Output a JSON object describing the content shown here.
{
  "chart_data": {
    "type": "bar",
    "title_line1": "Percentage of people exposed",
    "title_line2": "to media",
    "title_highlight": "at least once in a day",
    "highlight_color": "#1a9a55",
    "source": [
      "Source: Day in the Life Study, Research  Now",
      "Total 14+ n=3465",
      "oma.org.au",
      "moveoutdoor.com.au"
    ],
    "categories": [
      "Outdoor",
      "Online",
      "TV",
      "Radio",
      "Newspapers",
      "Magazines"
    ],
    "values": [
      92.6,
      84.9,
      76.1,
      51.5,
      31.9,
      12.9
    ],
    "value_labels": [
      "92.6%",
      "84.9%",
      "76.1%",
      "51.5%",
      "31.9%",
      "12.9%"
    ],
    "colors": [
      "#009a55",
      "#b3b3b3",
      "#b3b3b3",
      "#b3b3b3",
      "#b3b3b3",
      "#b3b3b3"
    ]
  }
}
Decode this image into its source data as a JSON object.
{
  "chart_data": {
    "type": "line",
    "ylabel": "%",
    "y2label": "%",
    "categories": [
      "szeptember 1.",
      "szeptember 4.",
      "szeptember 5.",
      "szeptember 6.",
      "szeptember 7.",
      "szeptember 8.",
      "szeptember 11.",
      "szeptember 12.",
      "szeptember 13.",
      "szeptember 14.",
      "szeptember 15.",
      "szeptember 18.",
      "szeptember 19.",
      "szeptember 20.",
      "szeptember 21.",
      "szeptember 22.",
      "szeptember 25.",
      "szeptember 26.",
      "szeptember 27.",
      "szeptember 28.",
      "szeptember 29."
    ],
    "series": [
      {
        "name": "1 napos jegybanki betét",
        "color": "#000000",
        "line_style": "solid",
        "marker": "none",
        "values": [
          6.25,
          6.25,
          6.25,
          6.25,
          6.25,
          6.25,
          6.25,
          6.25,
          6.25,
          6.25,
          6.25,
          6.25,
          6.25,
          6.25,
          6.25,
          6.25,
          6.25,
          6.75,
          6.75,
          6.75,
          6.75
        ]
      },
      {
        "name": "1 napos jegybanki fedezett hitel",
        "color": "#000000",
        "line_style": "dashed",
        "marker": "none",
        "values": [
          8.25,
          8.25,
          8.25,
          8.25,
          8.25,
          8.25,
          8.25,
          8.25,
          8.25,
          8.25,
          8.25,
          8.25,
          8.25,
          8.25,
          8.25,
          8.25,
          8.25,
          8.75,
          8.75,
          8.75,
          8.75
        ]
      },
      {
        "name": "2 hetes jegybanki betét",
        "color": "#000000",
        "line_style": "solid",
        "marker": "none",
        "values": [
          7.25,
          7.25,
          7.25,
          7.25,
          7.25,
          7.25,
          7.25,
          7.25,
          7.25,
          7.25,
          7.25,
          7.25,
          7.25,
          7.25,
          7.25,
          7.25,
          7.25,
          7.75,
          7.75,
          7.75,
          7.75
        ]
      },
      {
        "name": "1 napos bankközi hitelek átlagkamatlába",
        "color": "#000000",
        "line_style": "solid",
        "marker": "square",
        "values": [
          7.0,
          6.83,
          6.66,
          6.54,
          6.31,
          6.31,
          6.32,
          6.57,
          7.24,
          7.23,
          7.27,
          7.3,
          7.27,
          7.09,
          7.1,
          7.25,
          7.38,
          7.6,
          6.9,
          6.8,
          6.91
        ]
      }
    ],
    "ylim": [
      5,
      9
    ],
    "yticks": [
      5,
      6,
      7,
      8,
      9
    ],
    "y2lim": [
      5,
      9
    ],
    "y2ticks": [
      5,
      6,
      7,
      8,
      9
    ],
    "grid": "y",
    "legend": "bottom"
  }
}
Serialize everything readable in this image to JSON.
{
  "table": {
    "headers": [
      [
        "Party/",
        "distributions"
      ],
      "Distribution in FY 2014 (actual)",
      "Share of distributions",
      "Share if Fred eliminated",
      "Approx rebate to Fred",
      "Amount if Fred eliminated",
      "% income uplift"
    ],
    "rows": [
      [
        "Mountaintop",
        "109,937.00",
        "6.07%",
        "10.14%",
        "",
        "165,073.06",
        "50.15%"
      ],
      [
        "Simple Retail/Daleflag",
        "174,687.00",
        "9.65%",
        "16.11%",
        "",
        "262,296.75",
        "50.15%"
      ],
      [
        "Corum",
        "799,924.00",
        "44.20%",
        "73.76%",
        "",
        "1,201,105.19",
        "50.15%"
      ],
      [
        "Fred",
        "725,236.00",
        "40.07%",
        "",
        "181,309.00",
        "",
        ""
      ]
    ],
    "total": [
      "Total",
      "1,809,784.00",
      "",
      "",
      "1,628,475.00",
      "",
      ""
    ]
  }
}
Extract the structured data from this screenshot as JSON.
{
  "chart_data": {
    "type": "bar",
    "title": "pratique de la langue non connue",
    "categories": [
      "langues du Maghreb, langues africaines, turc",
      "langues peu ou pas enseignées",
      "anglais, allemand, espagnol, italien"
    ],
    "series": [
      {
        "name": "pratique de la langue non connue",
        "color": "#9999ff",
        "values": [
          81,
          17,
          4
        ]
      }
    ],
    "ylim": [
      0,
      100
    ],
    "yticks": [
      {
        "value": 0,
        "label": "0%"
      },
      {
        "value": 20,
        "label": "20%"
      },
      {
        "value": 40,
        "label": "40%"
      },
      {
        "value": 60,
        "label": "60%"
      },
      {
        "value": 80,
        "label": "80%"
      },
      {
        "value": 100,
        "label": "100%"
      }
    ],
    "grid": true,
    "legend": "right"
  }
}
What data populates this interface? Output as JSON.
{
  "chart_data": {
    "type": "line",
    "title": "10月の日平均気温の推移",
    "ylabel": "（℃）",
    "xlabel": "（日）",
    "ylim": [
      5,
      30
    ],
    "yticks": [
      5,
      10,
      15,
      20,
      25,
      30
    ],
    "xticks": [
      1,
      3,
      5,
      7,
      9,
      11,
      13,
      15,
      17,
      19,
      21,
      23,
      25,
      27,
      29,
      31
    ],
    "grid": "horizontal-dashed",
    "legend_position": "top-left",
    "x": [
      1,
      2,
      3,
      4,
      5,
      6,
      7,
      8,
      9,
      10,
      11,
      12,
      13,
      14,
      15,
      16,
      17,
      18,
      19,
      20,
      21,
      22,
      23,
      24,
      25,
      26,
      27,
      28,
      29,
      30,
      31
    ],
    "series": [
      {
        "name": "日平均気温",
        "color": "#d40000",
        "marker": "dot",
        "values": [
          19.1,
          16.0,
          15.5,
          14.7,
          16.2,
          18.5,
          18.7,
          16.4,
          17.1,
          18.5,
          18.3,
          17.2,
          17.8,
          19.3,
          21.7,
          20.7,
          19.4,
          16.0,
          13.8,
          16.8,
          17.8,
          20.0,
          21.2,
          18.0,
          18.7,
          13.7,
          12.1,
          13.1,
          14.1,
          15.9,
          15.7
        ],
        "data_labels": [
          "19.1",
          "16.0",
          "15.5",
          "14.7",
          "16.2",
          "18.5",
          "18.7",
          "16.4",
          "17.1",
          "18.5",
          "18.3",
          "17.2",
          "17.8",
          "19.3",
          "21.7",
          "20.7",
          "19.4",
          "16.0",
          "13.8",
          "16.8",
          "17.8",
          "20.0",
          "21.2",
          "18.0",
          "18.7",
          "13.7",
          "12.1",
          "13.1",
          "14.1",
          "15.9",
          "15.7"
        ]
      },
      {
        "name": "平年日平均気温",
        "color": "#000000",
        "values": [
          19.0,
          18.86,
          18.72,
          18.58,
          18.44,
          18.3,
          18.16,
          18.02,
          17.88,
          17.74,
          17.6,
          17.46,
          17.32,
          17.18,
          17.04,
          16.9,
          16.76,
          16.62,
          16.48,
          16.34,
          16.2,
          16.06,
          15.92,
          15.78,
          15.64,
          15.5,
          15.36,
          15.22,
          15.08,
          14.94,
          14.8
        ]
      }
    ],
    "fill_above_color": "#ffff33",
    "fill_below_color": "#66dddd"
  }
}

Required work: Out of the material above, select every line that holds the string "napos".

Written solution:
        "name": "1 napos jegybanki betét",
        "name": "1 napos jegybanki fedezett hitel",
        "name": "1 napos bankközi hitelek átlagkamatlába",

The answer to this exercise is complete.